Scan the data. Collect each line that contains the word "verified".

Recorded information>

** begin **

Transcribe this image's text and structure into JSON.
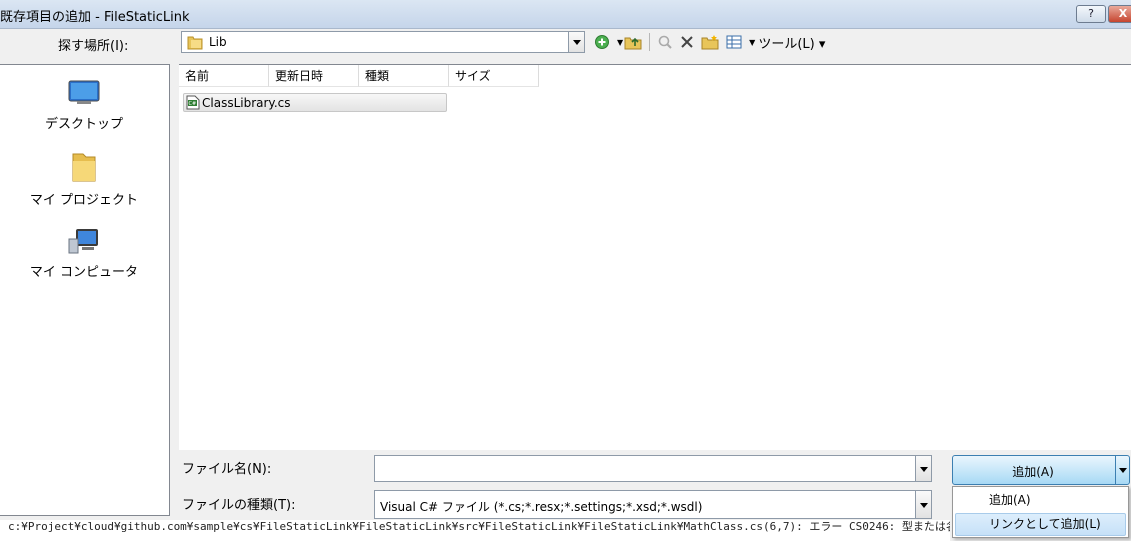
{
  "window": {
    "title": "既存項目の追加 - FileStaticLink",
    "help_btn": "?",
    "close_btn": "X"
  },
  "look_in": {
    "label": "探す場所(I):",
    "value": "Lib"
  },
  "toolbar": {
    "tools_label": "ツール(L)",
    "icons": [
      "back-icon",
      "up-folder-icon",
      "search-web-icon",
      "delete-icon",
      "new-folder-icon",
      "views-icon"
    ]
  },
  "places": [
    {
      "label": "デスクトップ",
      "icon": "desktop-icon"
    },
    {
      "label": "マイ プロジェクト",
      "icon": "folder-icon"
    },
    {
      "label": "マイ コンピュータ",
      "icon": "computer-icon"
    }
  ],
  "file_list": {
    "columns": [
      "名前",
      "更新日時",
      "種類",
      "サイズ"
    ],
    "items": [
      {
        "name": "ClassLibrary.cs",
        "icon": "csharp-file-icon"
      }
    ]
  },
  "file_name": {
    "label": "ファイル名(N):",
    "value": ""
  },
  "file_type": {
    "label": "ファイルの種類(T):",
    "value": "Visual C# ファイル (*.cs;*.resx;*.settings;*.xsd;*.wsdl)"
  },
  "add_button": {
    "label": "追加(A)"
  },
  "add_menu": {
    "items": [
      "追加(A)",
      "リンクとして追加(L)"
    ]
  },
  "status_text": "c:¥Project¥cloud¥github.com¥sample¥cs¥FileStaticLink¥FileStaticLink¥src¥FileStaticLink¥FileStaticLink¥MathClass.cs(6,7): エラー CS0246: 型または名前空間名 ..."
}
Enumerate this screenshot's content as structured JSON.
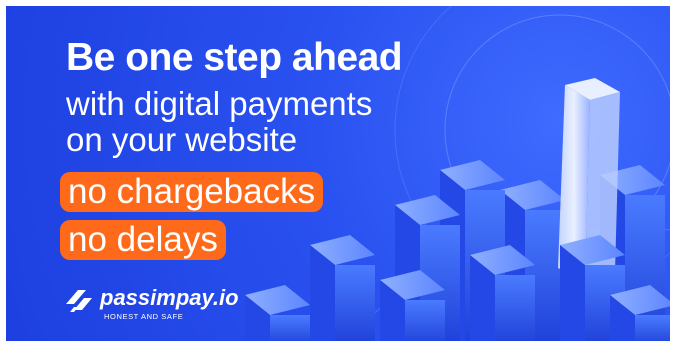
{
  "ad": {
    "headline": "Be one step ahead",
    "subline_1": "with digital payments",
    "subline_2": "on your website",
    "badge_1": "no chargebacks",
    "badge_2": "no delays"
  },
  "brand": {
    "logo_icon": "passimpay-logo-icon",
    "name": "passimpay.io",
    "tagline": "HONEST AND SAFE"
  },
  "colors": {
    "background": "#2a52f0",
    "badge": "#ff6a1a",
    "text": "#ffffff"
  }
}
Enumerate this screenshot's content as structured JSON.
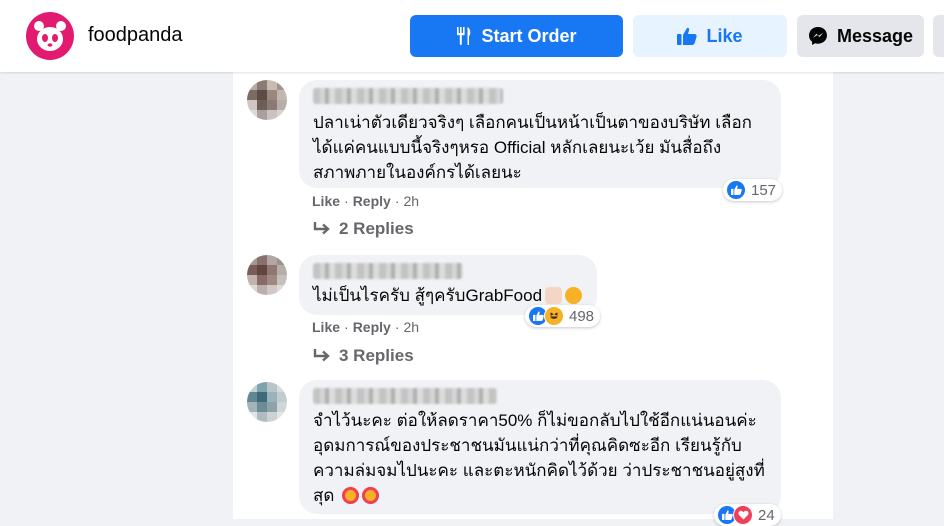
{
  "header": {
    "page_name": "foodpanda",
    "start_order": "Start Order",
    "like": "Like",
    "message": "Message"
  },
  "colors": {
    "brand": "#e21b70",
    "accent": "#1877f2",
    "love": "#f33e58",
    "haha": "#f7b125"
  },
  "comments": [
    {
      "text": "ปลาเน่าตัวเดียวจริงๆ เลือกคนเป็นหน้าเป็นตาของบริษัท เลือก\nได้แค่คนแบบนี้จริงๆหรอ Official หลักเลยนะเว้ย มันสื่อถึง\nสภาพภายในองค์กรได้เลยนะ",
      "reactions": [
        "like"
      ],
      "reaction_count": "157",
      "like": "Like",
      "reply": "Reply",
      "time": "2h",
      "replies": "2 Replies"
    },
    {
      "text": "ไม่เป็นไรครับ สู้ๆครับGrabFood",
      "reactions": [
        "like",
        "haha"
      ],
      "reaction_count": "498",
      "like": "Like",
      "reply": "Reply",
      "time": "2h",
      "replies": "3 Replies"
    },
    {
      "text": "จำไว้นะคะ ต่อให้ลดราคา50% ก็ไม่ขอกลับไปใช้อีกแน่นอนค่ะ\nอุดมการณ์ของประชาชนมันแน่กว่าที่คุณคิดซะอีก เรียนรู้กับ\nความล่มจมไปนะคะ และตะหนักคิดไว้ด้วย ว่าประชาชนอยู่สูงที่\nสุด",
      "reactions": [
        "like",
        "love"
      ],
      "reaction_count": "24"
    }
  ]
}
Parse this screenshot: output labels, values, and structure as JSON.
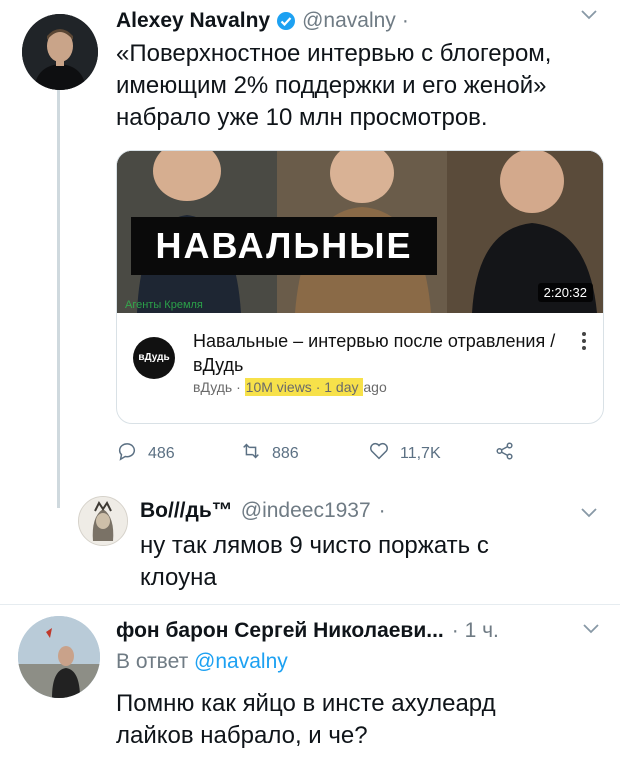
{
  "tweet": {
    "author_name": "Alexey Navalny",
    "handle": "@navalny",
    "dot": "·",
    "text": "«Поверхностное интервью с блогером, имеющим 2% поддержки и его женой» набрало уже 10 млн просмотров.",
    "verified": true,
    "card": {
      "banner_text": "НАВАЛЬНЫЕ",
      "duration": "2:20:32",
      "watermark": "Агенты Кремля",
      "channel_logo": "вДудь",
      "title": "Навальные – интервью после отравления / вДудь",
      "meta_channel": "вДудь · ",
      "meta_views": "10M views · 1 day ",
      "meta_tail": "ago"
    },
    "actions": {
      "replies": "486",
      "retweets": "886",
      "likes": "11,7K"
    }
  },
  "reply1": {
    "author_name": "Во///дь™",
    "handle": "@indeec1937",
    "dot": "·",
    "text": "ну так лямов 9 чисто поржать с клоуна"
  },
  "reply2": {
    "author_name": "фон барон Сергей Николаеви...",
    "time": "· 1 ч.",
    "reply_to_prefix": "В ответ ",
    "reply_to_handle": "@navalny",
    "text": "Помню как яйцо в инсте ахулеард лайков набрало, и че?"
  },
  "icons": {
    "reply": "comment-icon",
    "retweet": "retweet-icon",
    "like": "heart-icon",
    "share": "share-icon",
    "verified": "verified-badge-icon",
    "more": "chevron-down-icon"
  },
  "colors": {
    "accent": "#1da1f2",
    "muted": "#6f7b84",
    "highlight": "#f7e14a"
  }
}
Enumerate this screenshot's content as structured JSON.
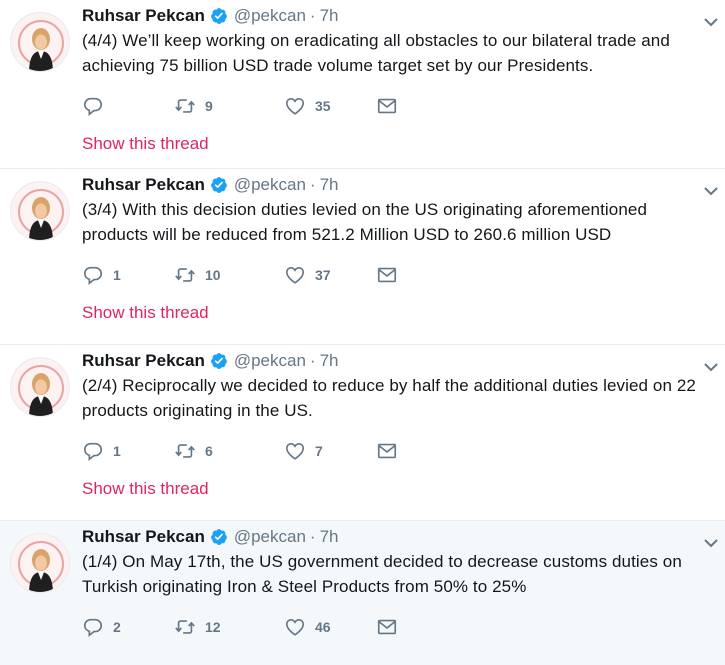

** end **

Finished answer>
    "verified": true,
    "verified": "verified-badge-icon",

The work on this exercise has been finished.